▶ EXERCISE PROMPT
Copy the records line for line, starting at the first line and stopping after the line that contains "address-line-2: C.P. 06720, Ciudad".

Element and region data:
___

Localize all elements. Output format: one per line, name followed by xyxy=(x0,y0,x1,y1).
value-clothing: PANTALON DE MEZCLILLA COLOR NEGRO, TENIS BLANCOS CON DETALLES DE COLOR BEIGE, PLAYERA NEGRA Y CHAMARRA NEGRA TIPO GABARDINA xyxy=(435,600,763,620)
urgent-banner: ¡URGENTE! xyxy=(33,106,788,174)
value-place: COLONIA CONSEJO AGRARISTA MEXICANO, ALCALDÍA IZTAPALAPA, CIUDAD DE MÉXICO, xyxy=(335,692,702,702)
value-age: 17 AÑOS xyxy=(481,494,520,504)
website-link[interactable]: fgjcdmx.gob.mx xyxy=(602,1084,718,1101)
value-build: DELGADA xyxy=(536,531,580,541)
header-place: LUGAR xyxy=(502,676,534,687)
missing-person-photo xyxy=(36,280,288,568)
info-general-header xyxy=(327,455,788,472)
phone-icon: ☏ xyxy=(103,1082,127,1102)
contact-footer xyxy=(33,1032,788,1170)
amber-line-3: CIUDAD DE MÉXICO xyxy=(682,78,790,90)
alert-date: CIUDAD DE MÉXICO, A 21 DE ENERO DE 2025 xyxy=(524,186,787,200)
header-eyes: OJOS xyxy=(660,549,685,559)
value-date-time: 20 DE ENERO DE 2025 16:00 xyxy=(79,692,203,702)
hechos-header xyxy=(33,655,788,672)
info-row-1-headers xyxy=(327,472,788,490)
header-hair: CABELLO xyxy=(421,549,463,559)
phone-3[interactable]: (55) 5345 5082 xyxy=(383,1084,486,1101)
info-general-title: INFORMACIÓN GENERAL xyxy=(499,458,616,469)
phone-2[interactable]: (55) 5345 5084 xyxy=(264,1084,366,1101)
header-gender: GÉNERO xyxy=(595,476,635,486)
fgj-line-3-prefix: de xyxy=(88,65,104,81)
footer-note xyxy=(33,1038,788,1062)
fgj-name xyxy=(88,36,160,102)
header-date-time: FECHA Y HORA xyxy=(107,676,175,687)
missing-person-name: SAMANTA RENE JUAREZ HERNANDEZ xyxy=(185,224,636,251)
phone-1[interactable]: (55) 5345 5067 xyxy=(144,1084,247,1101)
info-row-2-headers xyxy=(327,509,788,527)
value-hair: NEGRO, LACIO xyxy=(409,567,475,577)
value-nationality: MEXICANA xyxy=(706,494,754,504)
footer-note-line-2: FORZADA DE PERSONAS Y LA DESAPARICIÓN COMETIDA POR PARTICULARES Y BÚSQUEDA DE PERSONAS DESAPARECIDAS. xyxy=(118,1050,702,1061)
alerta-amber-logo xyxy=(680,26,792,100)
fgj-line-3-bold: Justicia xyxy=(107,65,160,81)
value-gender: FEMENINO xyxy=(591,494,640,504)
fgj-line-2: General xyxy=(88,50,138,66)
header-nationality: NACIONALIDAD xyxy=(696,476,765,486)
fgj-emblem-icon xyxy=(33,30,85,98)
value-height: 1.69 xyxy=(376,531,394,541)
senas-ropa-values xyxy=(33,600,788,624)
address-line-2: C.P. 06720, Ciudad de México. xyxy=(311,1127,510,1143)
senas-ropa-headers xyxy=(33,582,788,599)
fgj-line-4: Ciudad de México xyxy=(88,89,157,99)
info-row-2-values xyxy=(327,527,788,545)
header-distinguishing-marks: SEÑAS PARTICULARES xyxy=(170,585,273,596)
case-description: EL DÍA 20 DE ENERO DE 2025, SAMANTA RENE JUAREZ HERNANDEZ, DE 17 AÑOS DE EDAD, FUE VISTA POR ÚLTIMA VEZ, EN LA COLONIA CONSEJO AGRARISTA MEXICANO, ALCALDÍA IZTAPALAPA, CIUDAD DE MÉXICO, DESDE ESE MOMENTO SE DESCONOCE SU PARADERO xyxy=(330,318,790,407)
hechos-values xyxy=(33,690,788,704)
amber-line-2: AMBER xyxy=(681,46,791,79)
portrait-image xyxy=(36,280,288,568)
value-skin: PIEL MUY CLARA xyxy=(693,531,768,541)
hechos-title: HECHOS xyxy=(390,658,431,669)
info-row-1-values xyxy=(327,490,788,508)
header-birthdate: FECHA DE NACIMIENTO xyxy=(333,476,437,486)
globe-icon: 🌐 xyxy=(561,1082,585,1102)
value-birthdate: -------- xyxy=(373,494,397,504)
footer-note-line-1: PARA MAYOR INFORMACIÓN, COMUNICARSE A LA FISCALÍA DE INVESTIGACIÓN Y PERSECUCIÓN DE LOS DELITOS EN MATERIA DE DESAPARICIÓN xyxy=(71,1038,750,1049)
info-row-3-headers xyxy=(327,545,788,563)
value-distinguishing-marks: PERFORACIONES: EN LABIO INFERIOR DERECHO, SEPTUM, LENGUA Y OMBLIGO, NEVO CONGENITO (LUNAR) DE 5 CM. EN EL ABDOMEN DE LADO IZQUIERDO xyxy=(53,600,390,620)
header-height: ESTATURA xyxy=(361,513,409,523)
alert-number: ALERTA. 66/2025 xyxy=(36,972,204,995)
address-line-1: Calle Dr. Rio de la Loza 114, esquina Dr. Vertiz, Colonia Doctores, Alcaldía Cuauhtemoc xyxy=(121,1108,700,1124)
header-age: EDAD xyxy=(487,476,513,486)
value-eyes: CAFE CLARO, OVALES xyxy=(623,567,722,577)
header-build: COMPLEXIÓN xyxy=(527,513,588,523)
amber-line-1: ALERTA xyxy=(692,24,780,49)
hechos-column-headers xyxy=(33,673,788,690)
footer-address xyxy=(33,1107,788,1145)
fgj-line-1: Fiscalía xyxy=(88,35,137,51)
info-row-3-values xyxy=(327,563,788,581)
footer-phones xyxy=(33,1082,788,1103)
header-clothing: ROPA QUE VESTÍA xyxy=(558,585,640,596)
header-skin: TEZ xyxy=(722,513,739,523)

___

▶ RESPONSE
Localize all elements. Output format: one per line, name followed by xyxy=(x0,y0,x1,y1).
value-clothing: PANTALON DE MEZCLILLA COLOR NEGRO, TENIS BLANCOS CON DETALLES DE COLOR BEIGE, PLAYERA NEGRA Y CHAMARRA NEGRA TIPO GABARDINA xyxy=(435,600,763,620)
urgent-banner: ¡URGENTE! xyxy=(33,106,788,174)
value-place: COLONIA CONSEJO AGRARISTA MEXICANO, ALCALDÍA IZTAPALAPA, CIUDAD DE MÉXICO, xyxy=(335,692,702,702)
value-age: 17 AÑOS xyxy=(481,494,520,504)
website-link[interactable]: fgjcdmx.gob.mx xyxy=(602,1084,718,1101)
value-build: DELGADA xyxy=(536,531,580,541)
header-place: LUGAR xyxy=(502,676,534,687)
missing-person-photo xyxy=(36,280,288,568)
info-general-header xyxy=(327,455,788,472)
phone-icon: ☏ xyxy=(103,1082,127,1102)
contact-footer xyxy=(33,1032,788,1170)
amber-line-3: CIUDAD DE MÉXICO xyxy=(682,78,790,90)
alert-date: CIUDAD DE MÉXICO, A 21 DE ENERO DE 2025 xyxy=(524,186,787,200)
header-eyes: OJOS xyxy=(660,549,685,559)
value-date-time: 20 DE ENERO DE 2025 16:00 xyxy=(79,692,203,702)
hechos-header xyxy=(33,655,788,672)
info-row-1-headers xyxy=(327,472,788,490)
header-hair: CABELLO xyxy=(421,549,463,559)
phone-3[interactable]: (55) 5345 5082 xyxy=(383,1084,486,1101)
info-general-title: INFORMACIÓN GENERAL xyxy=(499,458,616,469)
phone-2[interactable]: (55) 5345 5084 xyxy=(264,1084,366,1101)
header-gender: GÉNERO xyxy=(595,476,635,486)
fgj-line-3-prefix: de xyxy=(88,65,104,81)
footer-note xyxy=(33,1038,788,1062)
fgj-name xyxy=(88,36,160,102)
header-date-time: FECHA Y HORA xyxy=(107,676,175,687)
missing-person-name: SAMANTA RENE JUAREZ HERNANDEZ xyxy=(185,224,636,251)
phone-1[interactable]: (55) 5345 5067 xyxy=(144,1084,247,1101)
info-row-2-headers xyxy=(327,509,788,527)
value-hair: NEGRO, LACIO xyxy=(409,567,475,577)
value-nationality: MEXICANA xyxy=(706,494,754,504)
footer-note-line-2: FORZADA DE PERSONAS Y LA DESAPARICIÓN COMETIDA POR PARTICULARES Y BÚSQUEDA DE PERSONAS DESAPARECIDAS. xyxy=(118,1050,702,1061)
alerta-amber-logo xyxy=(680,26,792,100)
fgj-line-3-bold: Justicia xyxy=(107,65,160,81)
value-gender: FEMENINO xyxy=(591,494,640,504)
fgj-line-2: General xyxy=(88,50,138,66)
header-nationality: NACIONALIDAD xyxy=(696,476,765,486)
fgj-emblem-icon xyxy=(33,30,85,98)
value-height: 1.69 xyxy=(376,531,394,541)
senas-ropa-values xyxy=(33,600,788,624)
address-line-2: C.P. 06720, Ciudad de México. xyxy=(311,1127,510,1143)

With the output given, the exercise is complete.